(Stored records)
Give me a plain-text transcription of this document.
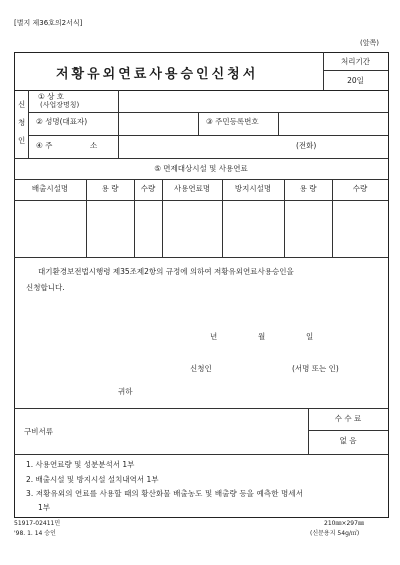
[별지 제36호의2서식]
(앞쪽)
저황유외연료사용승인신청서
처리기간
20일
신
청
인
① 상 호
(사업장명칭)
② 성명(대표자)	③ 주민등록번호
④ 주	소	(전화)
⑤ 면제대상시설 및 사용연료
배출시설명	용 량	수량	사용연료명	방지시설명	용 량	수량
대기환경보전법시행령 제35조제2항의 규정에 의하여 저황유외연료사용승인을
신청합니다.
년	월	일
신청인	(서명 또는 인)
귀하
구비서류
수 수 료
없 음
1. 사용연료량 및 성분분석서 1부
2. 배출시설 및 방지시설 설치내역서 1부
3. 저황유외의 연료를 사용할 때의 황산화물 배출농도 및 배출량 등을 예측한 명세서
1부
51917-02411민
'98. 1. 14 승인
210㎜×297㎜
(신문용지 54g/㎡)
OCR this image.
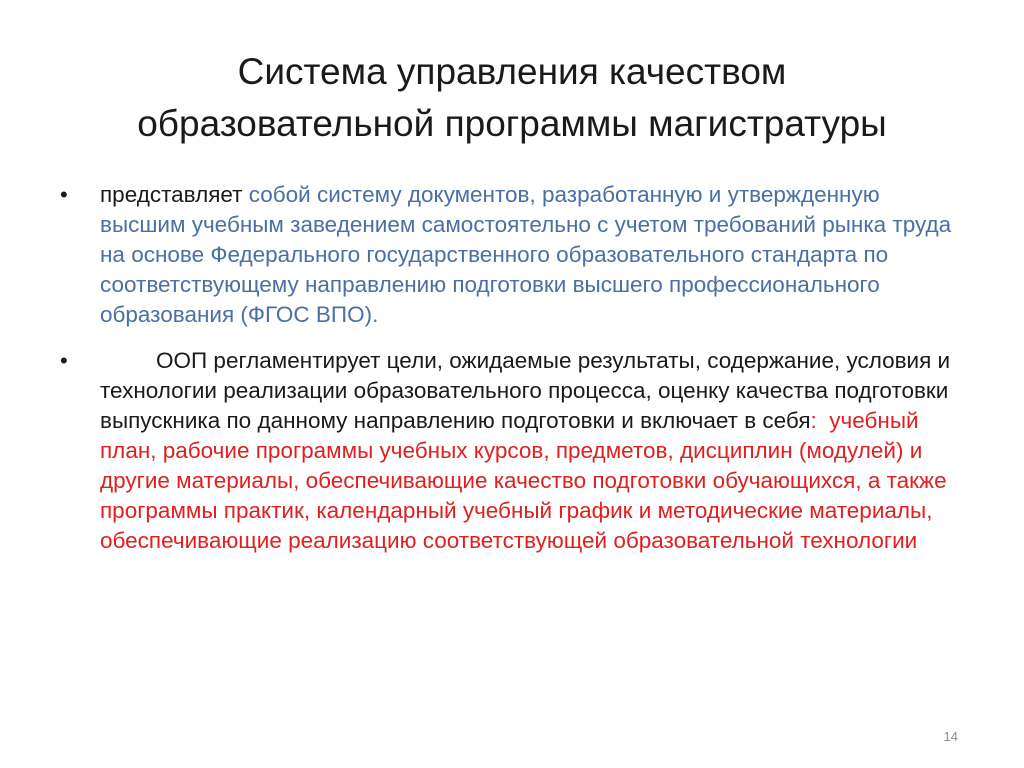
Система управления качеством
образовательной программы магистратуры
•	представляет собой систему документов, разработанную и утвержденную высшим учебным заведением самостоятельно с учетом требований рынка труда на основе Федерального государственного образовательного стандарта по соответствующему направлению подготовки высшего профессионального образования (ФГОС ВПО).
•	ООП регламентирует цели, ожидаемые результаты, содержание, условия и технологии реализации образовательного процесса, оценку качества подготовки выпускника по данному направлению подготовки и включает в себя:  учебный план, рабочие программы учебных курсов, предметов, дисциплин (модулей) и другие материалы, обеспечивающие качество подготовки обучающихся, а также программы практик, календарный учебный график и методические материалы, обеспечивающие реализацию соответствующей образовательной технологии
14
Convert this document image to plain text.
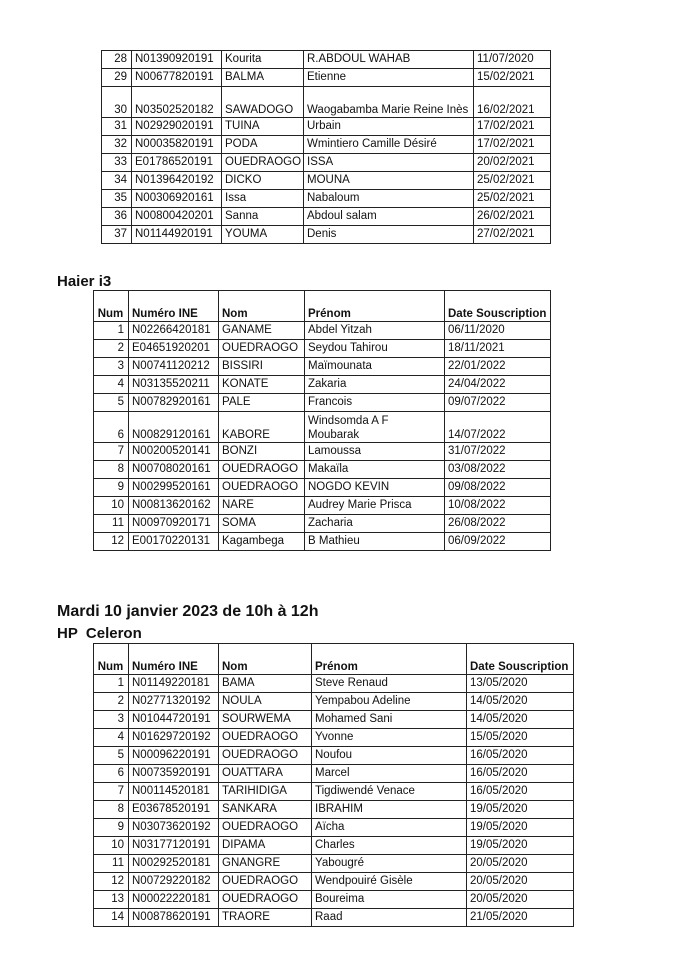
28	N01390920191	Kourita	R.ABDOUL WAHAB	11/07/2020
29	N00677820191	BALMA	Etienne	15/02/2021
30	N03502520182	SAWADOGO	Waogabamba Marie Reine Inès	16/02/2021
31	N02929020191	TUINA	Urbain	17/02/2021
32	N00035820191	PODA	Wmintiero Camille Désiré	17/02/2021
33	E01786520191	OUEDRAOGO	ISSA	20/02/2021
34	N01396420192	DICKO	MOUNA	25/02/2021
35	N00306920161	Issa	Nabaloum	25/02/2021
36	N00800420201	Sanna	Abdoul salam	26/02/2021
37	N01144920191	YOUMA	Denis	27/02/2021
Haier i3
Num	Numéro INE	Nom	Prénom	Date Souscription
1	N02266420181	GANAME	Abdel Yitzah	06/11/2020
2	E04651920201	OUEDRAOGO	Seydou Tahirou	18/11/2021
3	N00741120212	BISSIRI	Maïmounata	22/01/2022
4	N03135520211	KONATE	Zakaria	24/04/2022
5	N00782920161	PALE	Francois	09/07/2022
6	N00829120161	KABORE	Windsomda A F Moubarak	14/07/2022
7	N00200520141	BONZI	Lamoussa	31/07/2022
8	N00708020161	OUEDRAOGO	Makaïla	03/08/2022
9	N00299520161	OUEDRAOGO	NOGDO KEVIN	09/08/2022
10	N00813620162	NARE	Audrey Marie Prisca	10/08/2022
11	N00970920171	SOMA	Zacharia	26/08/2022
12	E00170220131	Kagambega	B Mathieu	06/09/2022
Mardi 10 janvier 2023 de 10h à 12h
HP  Celeron
Num	Numéro INE	Nom	Prénom	Date Souscription
1	N01149220181	BAMA	Steve Renaud	13/05/2020
2	N02771320192	NOULA	Yempabou Adeline	14/05/2020
3	N01044720191	SOURWEMA	Mohamed Sani	14/05/2020
4	N01629720192	OUEDRAOGO	Yvonne	15/05/2020
5	N00096220191	OUEDRAOGO	Noufou	16/05/2020
6	N00735920191	OUATTARA	Marcel	16/05/2020
7	N00114520181	TARIHIDIGA	Tigdiwendé Venace	16/05/2020
8	E03678520191	SANKARA	IBRAHIM	19/05/2020
9	N03073620192	OUEDRAOGO	Aïcha	19/05/2020
10	N03177120191	DIPAMA	Charles	19/05/2020
11	N00292520181	GNANGRE	Yabougré	20/05/2020
12	N00729220182	OUEDRAOGO	Wendpouiré Gisèle	20/05/2020
13	N00022220181	OUEDRAOGO	Boureima	20/05/2020
14	N00878620191	TRAORE	Raad	21/05/2020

- **DIRECTIONS FOR THIS TASK**
Strip the images and reproduce the remaining records precisely.

- **ANSWER TO THE TASK**
Give me a plain-text transcription of this document.
[별지 제36호의2서식]
(앞쪽)
저황유외연료사용승인신청서
처리기간
20일
신
청
인
① 상 호
(사업장명칭)
② 성명(대표자)	③ 주민등록번호
④ 주	소	(전화)
⑤ 면제대상시설 및 사용연료
배출시설명	용 량	수량	사용연료명	방지시설명	용 량	수량
대기환경보전법시행령 제35조제2항의 규정에 의하여 저황유외연료사용승인을
신청합니다.
년	월	일
신청인	(서명 또는 인)
귀하
구비서류
수 수 료
없 음
1. 사용연료량 및 성분분석서 1부
2. 배출시설 및 방지시설 설치내역서 1부
3. 저황유외의 연료를 사용할 때의 황산화물 배출농도 및 배출량 등을 예측한 명세서
1부
51917-02411민
'98. 1. 14 승인
210㎜×297㎜
(신문용지 54g/㎡)
OCR this image.
Система управления качеством
образовательной программы магистратуры
•	представляет собой систему документов, разработанную и утвержденную высшим учебным заведением самостоятельно с учетом требований рынка труда на основе Федерального государственного образовательного стандарта по соответствующему направлению подготовки высшего профессионального образования (ФГОС ВПО).
•	ООП регламентирует цели, ожидаемые результаты, содержание, условия и технологии реализации образовательного процесса, оценку качества подготовки выпускника по данному направлению подготовки и включает в себя:  учебный план, рабочие программы учебных курсов, предметов, дисциплин (модулей) и другие материалы, обеспечивающие качество подготовки обучающихся, а также программы практик, календарный учебный график и методические материалы, обеспечивающие реализацию соответствующей образовательной технологии
14
Convert this document image to plain text.
28	N01390920191	Kourita	R.ABDOUL WAHAB	11/07/2020
29	N00677820191	BALMA	Etienne	15/02/2021
30	N03502520182	SAWADOGO	Waogabamba Marie Reine Inès	16/02/2021
31	N02929020191	TUINA	Urbain	17/02/2021
32	N00035820191	PODA	Wmintiero Camille Désiré	17/02/2021
33	E01786520191	OUEDRAOGO	ISSA	20/02/2021
34	N01396420192	DICKO	MOUNA	25/02/2021
35	N00306920161	Issa	Nabaloum	25/02/2021
36	N00800420201	Sanna	Abdoul salam	26/02/2021
37	N01144920191	YOUMA	Denis	27/02/2021
Haier i3
Num	Numéro INE	Nom	Prénom	Date Souscription
1	N02266420181	GANAME	Abdel Yitzah	06/11/2020
2	E04651920201	OUEDRAOGO	Seydou Tahirou	18/11/2021
3	N00741120212	BISSIRI	Maïmounata	22/01/2022
4	N03135520211	KONATE	Zakaria	24/04/2022
5	N00782920161	PALE	Francois	09/07/2022
6	N00829120161	KABORE	Windsomda A F Moubarak	14/07/2022
7	N00200520141	BONZI	Lamoussa	31/07/2022
8	N00708020161	OUEDRAOGO	Makaïla	03/08/2022
9	N00299520161	OUEDRAOGO	NOGDO KEVIN	09/08/2022
10	N00813620162	NARE	Audrey Marie Prisca	10/08/2022
11	N00970920171	SOMA	Zacharia	26/08/2022
12	E00170220131	Kagambega	B Mathieu	06/09/2022
Mardi 10 janvier 2023 de 10h à 12h
HP  Celeron
Num	Numéro INE	Nom	Prénom	Date Souscription
1	N01149220181	BAMA	Steve Renaud	13/05/2020
2	N02771320192	NOULA	Yempabou Adeline	14/05/2020
3	N01044720191	SOURWEMA	Mohamed Sani	14/05/2020
4	N01629720192	OUEDRAOGO	Yvonne	15/05/2020
5	N00096220191	OUEDRAOGO	Noufou	16/05/2020
6	N00735920191	OUATTARA	Marcel	16/05/2020
7	N00114520181	TARIHIDIGA	Tigdiwendé Venace	16/05/2020
8	E03678520191	SANKARA	IBRAHIM	19/05/2020
9	N03073620192	OUEDRAOGO	Aïcha	19/05/2020
10	N03177120191	DIPAMA	Charles	19/05/2020
11	N00292520181	GNANGRE	Yabougré	20/05/2020
12	N00729220182	OUEDRAOGO	Wendpouiré Gisèle	20/05/2020
13	N00022220181	OUEDRAOGO	Boureima	20/05/2020
14	N00878620191	TRAORE	Raad	21/05/2020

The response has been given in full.